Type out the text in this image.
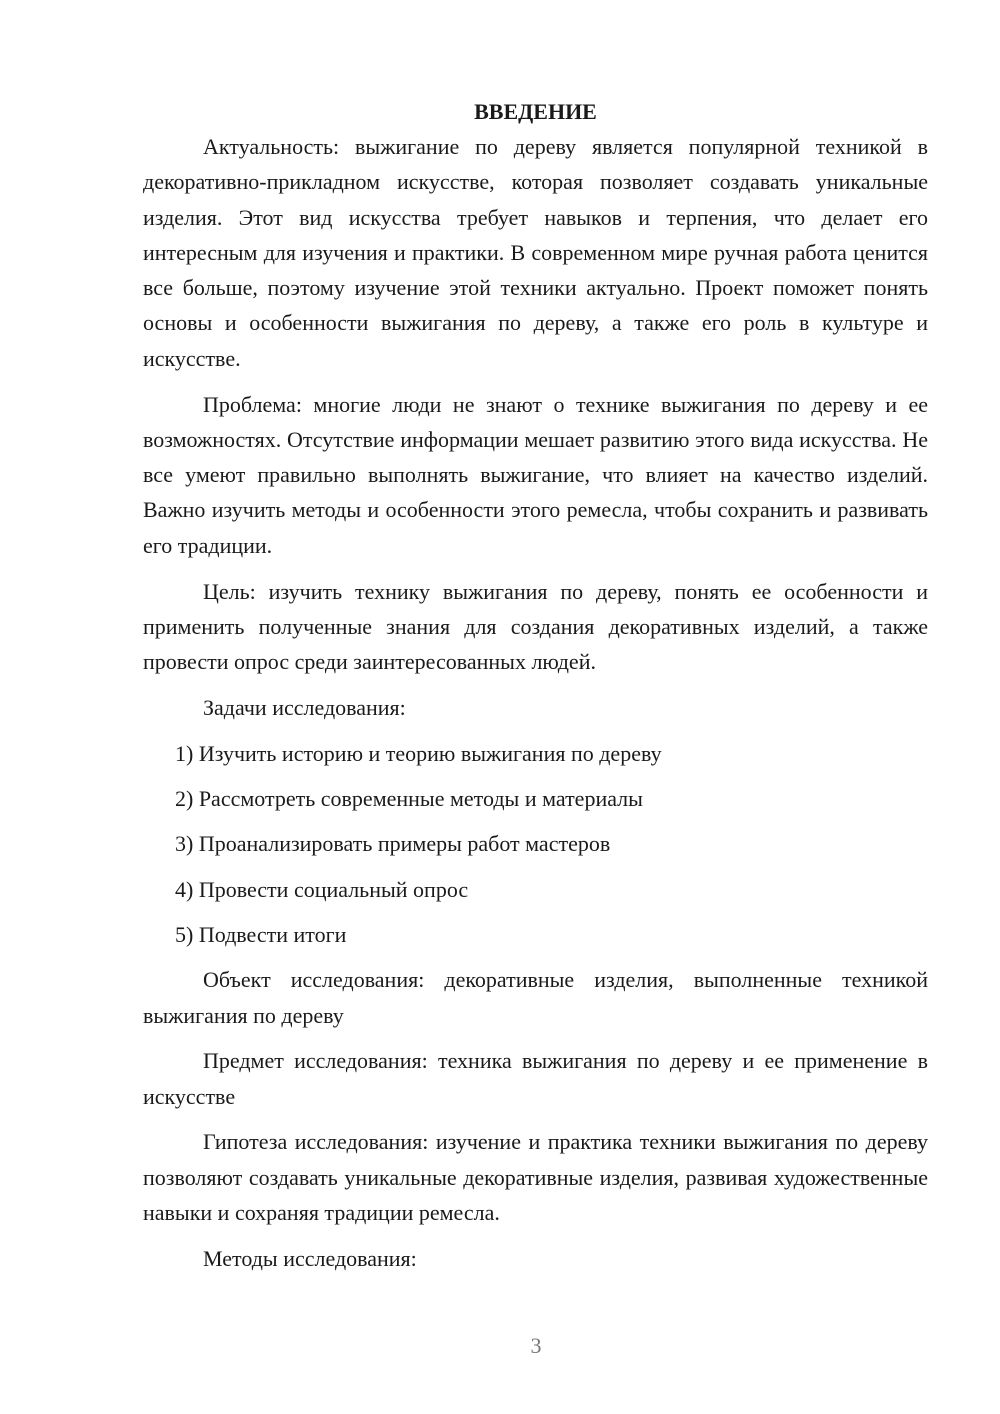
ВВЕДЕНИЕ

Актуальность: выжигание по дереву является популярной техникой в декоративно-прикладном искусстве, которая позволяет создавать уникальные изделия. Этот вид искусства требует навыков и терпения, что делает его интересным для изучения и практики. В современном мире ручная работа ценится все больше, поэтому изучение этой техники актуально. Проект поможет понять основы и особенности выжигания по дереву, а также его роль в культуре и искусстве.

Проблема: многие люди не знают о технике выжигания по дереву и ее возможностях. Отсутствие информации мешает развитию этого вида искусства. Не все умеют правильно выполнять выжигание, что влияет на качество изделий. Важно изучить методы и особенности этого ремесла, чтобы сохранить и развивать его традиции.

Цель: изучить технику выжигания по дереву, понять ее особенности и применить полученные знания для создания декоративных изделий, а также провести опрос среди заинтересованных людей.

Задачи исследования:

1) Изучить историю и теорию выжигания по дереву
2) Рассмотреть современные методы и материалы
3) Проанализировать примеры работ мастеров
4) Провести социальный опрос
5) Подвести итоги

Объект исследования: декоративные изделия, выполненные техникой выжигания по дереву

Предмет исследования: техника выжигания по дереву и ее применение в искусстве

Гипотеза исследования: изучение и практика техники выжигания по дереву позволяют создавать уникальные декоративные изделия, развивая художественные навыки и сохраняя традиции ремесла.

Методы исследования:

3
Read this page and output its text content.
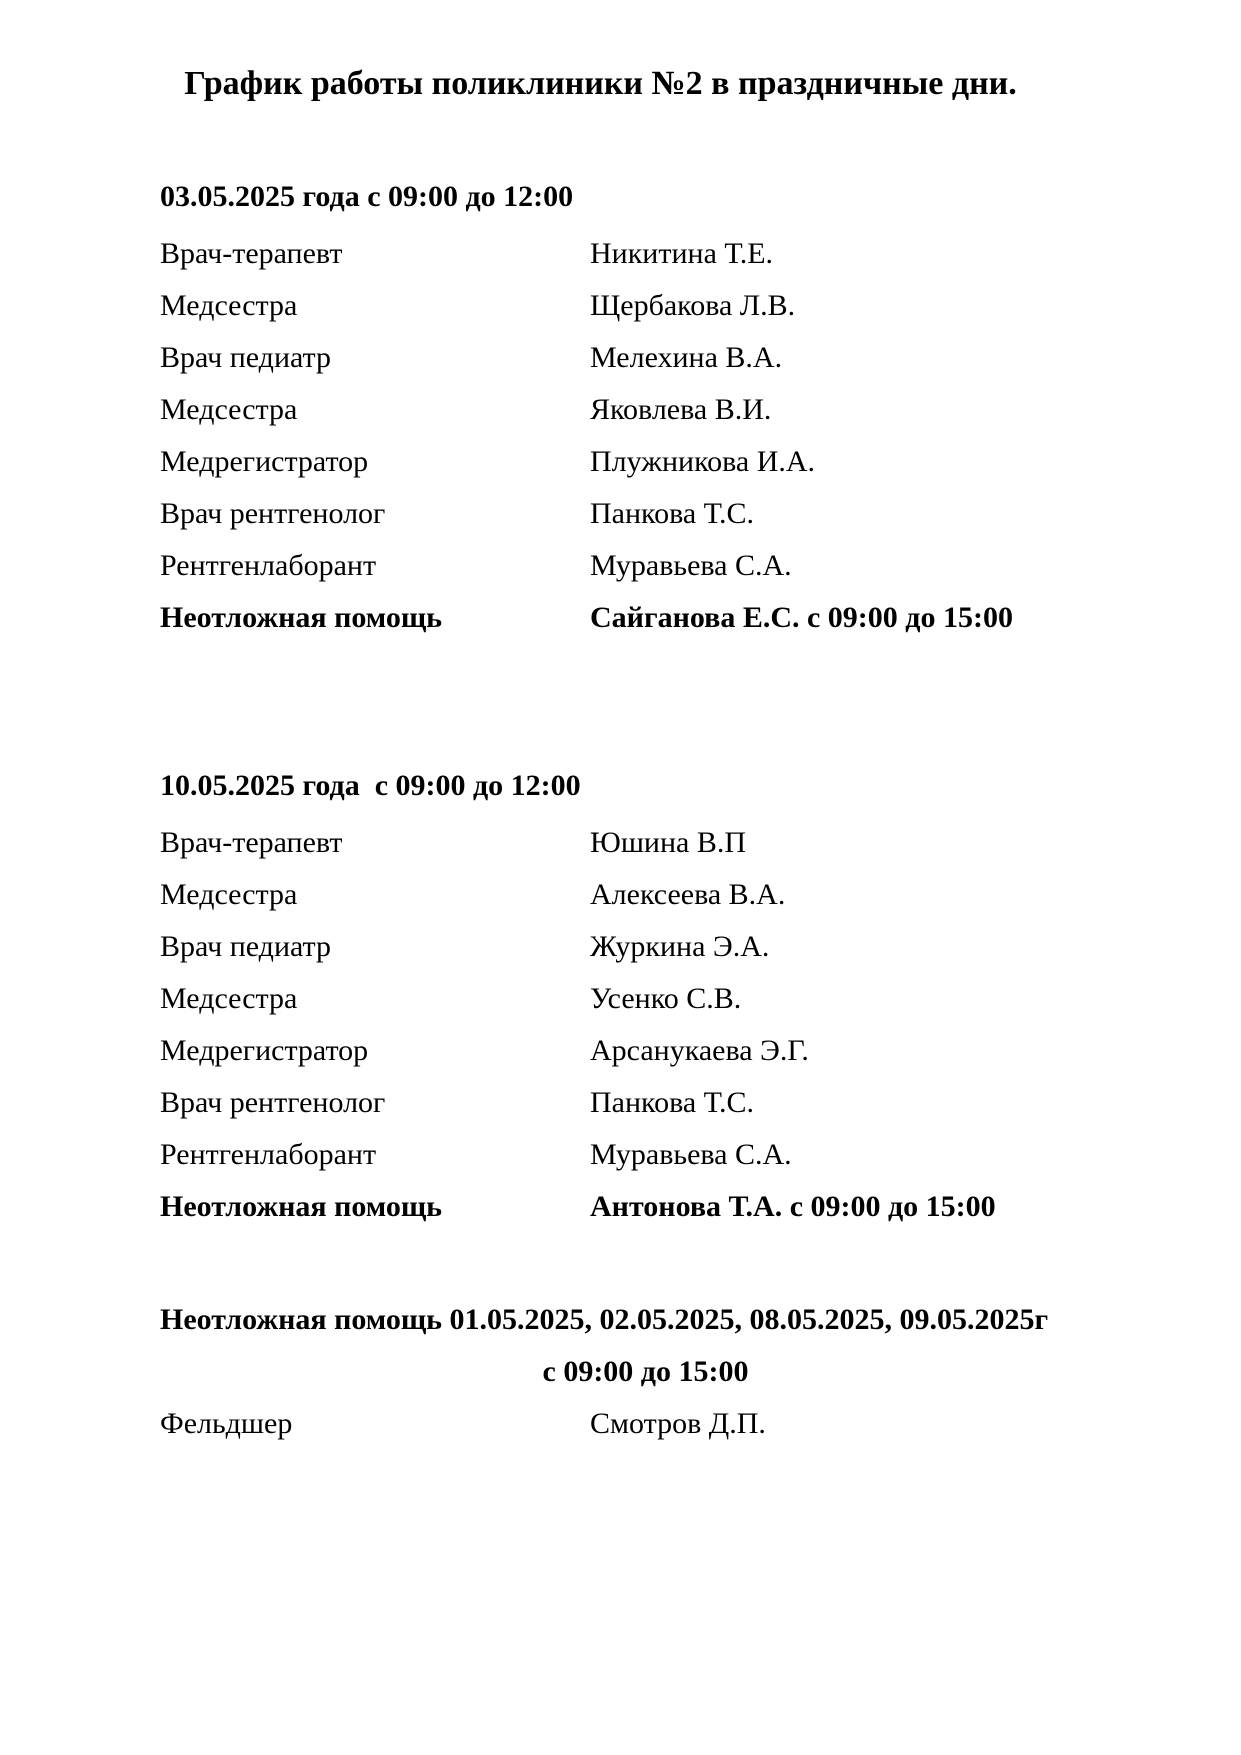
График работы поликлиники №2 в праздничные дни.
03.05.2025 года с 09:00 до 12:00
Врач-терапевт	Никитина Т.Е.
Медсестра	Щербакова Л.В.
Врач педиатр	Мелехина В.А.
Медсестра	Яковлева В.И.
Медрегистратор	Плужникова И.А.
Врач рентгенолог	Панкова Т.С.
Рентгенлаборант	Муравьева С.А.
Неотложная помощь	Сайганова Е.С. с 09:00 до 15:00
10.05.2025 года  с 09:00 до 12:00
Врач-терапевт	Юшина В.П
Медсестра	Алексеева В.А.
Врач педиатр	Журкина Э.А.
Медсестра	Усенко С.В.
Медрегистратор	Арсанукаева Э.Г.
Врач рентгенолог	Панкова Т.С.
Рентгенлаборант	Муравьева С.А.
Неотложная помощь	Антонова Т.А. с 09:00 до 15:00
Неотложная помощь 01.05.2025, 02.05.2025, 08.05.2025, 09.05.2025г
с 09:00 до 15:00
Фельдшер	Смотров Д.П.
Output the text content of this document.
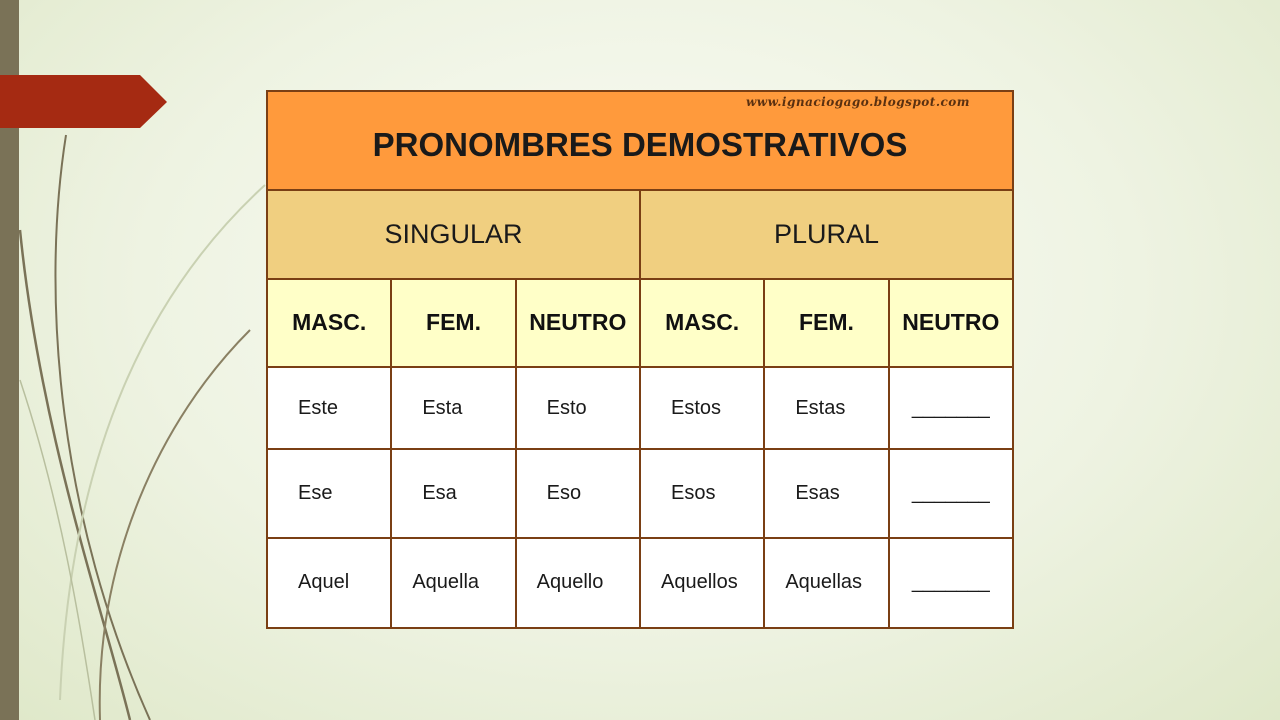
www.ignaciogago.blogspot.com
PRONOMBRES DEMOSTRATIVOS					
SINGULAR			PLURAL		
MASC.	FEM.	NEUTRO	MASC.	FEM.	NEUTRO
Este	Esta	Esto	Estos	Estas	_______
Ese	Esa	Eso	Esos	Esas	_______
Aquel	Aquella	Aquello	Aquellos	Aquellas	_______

☆ ☆ ☆

» **Task to complete**:
Using the records above, select and copy every line that has the word "опрос".

» **In response**:
Цель: изучить технику выжигания по дереву, понять ее особенности и применить полученные знания для создания декоративных изделий, а также провести опрос среди заинтересованных людей.
4) Провести социальный опрос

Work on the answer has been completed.